• **Short problem**: Return each line of the records with nothing changed, pictures excepted.

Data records

···

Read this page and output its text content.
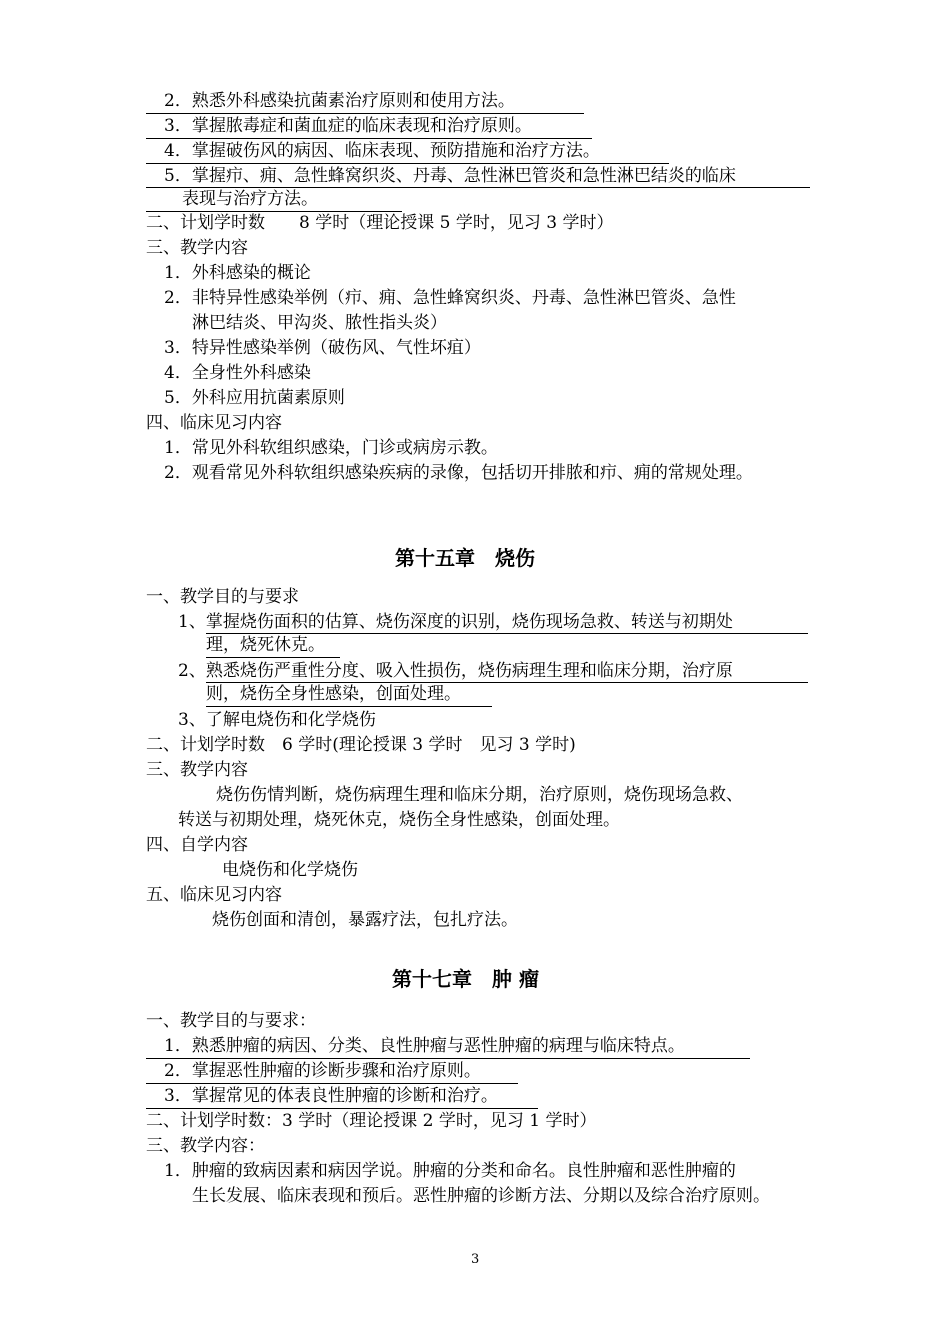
2．熟悉外科感染抗菌素治疗原则和使用方法。
3．掌握脓毒症和菌血症的临床表现和治疗原则。
4．掌握破伤风的病因、临床表现、预防措施和治疗方法。
5．掌握疖、痈、急性蜂窝织炎、丹毒、急性淋巴管炎和急性淋巴结炎的临床
表现与治疗方法。
二、计划学时数　　8 学时（理论授课 5 学时，见习 3 学时）
三、教学内容
1．外科感染的概论
2．非特异性感染举例（疖、痈、急性蜂窝织炎、丹毒、急性淋巴管炎、急性
淋巴结炎、甲沟炎、脓性指头炎）
3．特异性感染举例（破伤风、气性坏疽）
4．全身性外科感染
5．外科应用抗菌素原则
四、临床见习内容
1．常见外科软组织感染，门诊或病房示教。
2．观看常见外科软组织感染疾病的录像，包括切开排脓和疖、痈的常规处理。
第十五章　烧伤
一、教学目的与要求
1、掌握烧伤面积的估算、烧伤深度的识别，烧伤现场急救、转送与初期处
理，烧死休克。
2、熟悉烧伤严重性分度、吸入性损伤，烧伤病理生理和临床分期，治疗原
则，烧伤全身性感染，创面处理。
3、了解电烧伤和化学烧伤
二、计划学时数　6 学时(理论授课 3 学时　见习 3 学时)
三、教学内容
烧伤伤情判断，烧伤病理生理和临床分期，治疗原则，烧伤现场急救、
转送与初期处理，烧死休克，烧伤全身性感染，创面处理。
四、自学内容
电烧伤和化学烧伤
五、临床见习内容
烧伤创面和清创，暴露疗法，包扎疗法。
第十七章　肿 瘤
一、教学目的与要求：
1．熟悉肿瘤的病因、分类、良性肿瘤与恶性肿瘤的病理与临床特点。
2．掌握恶性肿瘤的诊断步骤和治疗原则。
3．掌握常见的体表良性肿瘤的诊断和治疗。
二、计划学时数：3 学时（理论授课 2 学时，见习 1 学时）
三、教学内容：
1．肿瘤的致病因素和病因学说。肿瘤的分类和命名。良性肿瘤和恶性肿瘤的
生长发展、临床表现和预后。恶性肿瘤的诊断方法、分期以及综合治疗原则。
3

···

• **Task output**:
Read this page and output its text content.
2．熟悉外科感染抗菌素治疗原则和使用方法。
3．掌握脓毒症和菌血症的临床表现和治疗原则。
4．掌握破伤风的病因、临床表现、预防措施和治疗方法。
5．掌握疖、痈、急性蜂窝织炎、丹毒、急性淋巴管炎和急性淋巴结炎的临床
表现与治疗方法。
二、计划学时数　　8 学时（理论授课 5 学时，见习 3 学时）
三、教学内容
1．外科感染的概论
2．非特异性感染举例（疖、痈、急性蜂窝织炎、丹毒、急性淋巴管炎、急性
淋巴结炎、甲沟炎、脓性指头炎）
3．特异性感染举例（破伤风、气性坏疽）
4．全身性外科感染
5．外科应用抗菌素原则
四、临床见习内容
1．常见外科软组织感染，门诊或病房示教。
2．观看常见外科软组织感染疾病的录像，包括切开排脓和疖、痈的常规处理。
第十五章　烧伤
一、教学目的与要求
1、掌握烧伤面积的估算、烧伤深度的识别，烧伤现场急救、转送与初期处
理，烧死休克。
2、熟悉烧伤严重性分度、吸入性损伤，烧伤病理生理和临床分期，治疗原
则，烧伤全身性感染，创面处理。
3、了解电烧伤和化学烧伤
二、计划学时数　6 学时(理论授课 3 学时　见习 3 学时)
三、教学内容
烧伤伤情判断，烧伤病理生理和临床分期，治疗原则，烧伤现场急救、
转送与初期处理，烧死休克，烧伤全身性感染，创面处理。
四、自学内容
电烧伤和化学烧伤
五、临床见习内容
烧伤创面和清创，暴露疗法，包扎疗法。
第十七章　肿 瘤
一、教学目的与要求：
1．熟悉肿瘤的病因、分类、良性肿瘤与恶性肿瘤的病理与临床特点。
2．掌握恶性肿瘤的诊断步骤和治疗原则。
3．掌握常见的体表良性肿瘤的诊断和治疗。
二、计划学时数：3 学时（理论授课 2 学时，见习 1 学时）
三、教学内容：
1．肿瘤的致病因素和病因学说。肿瘤的分类和命名。良性肿瘤和恶性肿瘤的
生长发展、临床表现和预后。恶性肿瘤的诊断方法、分期以及综合治疗原则。
3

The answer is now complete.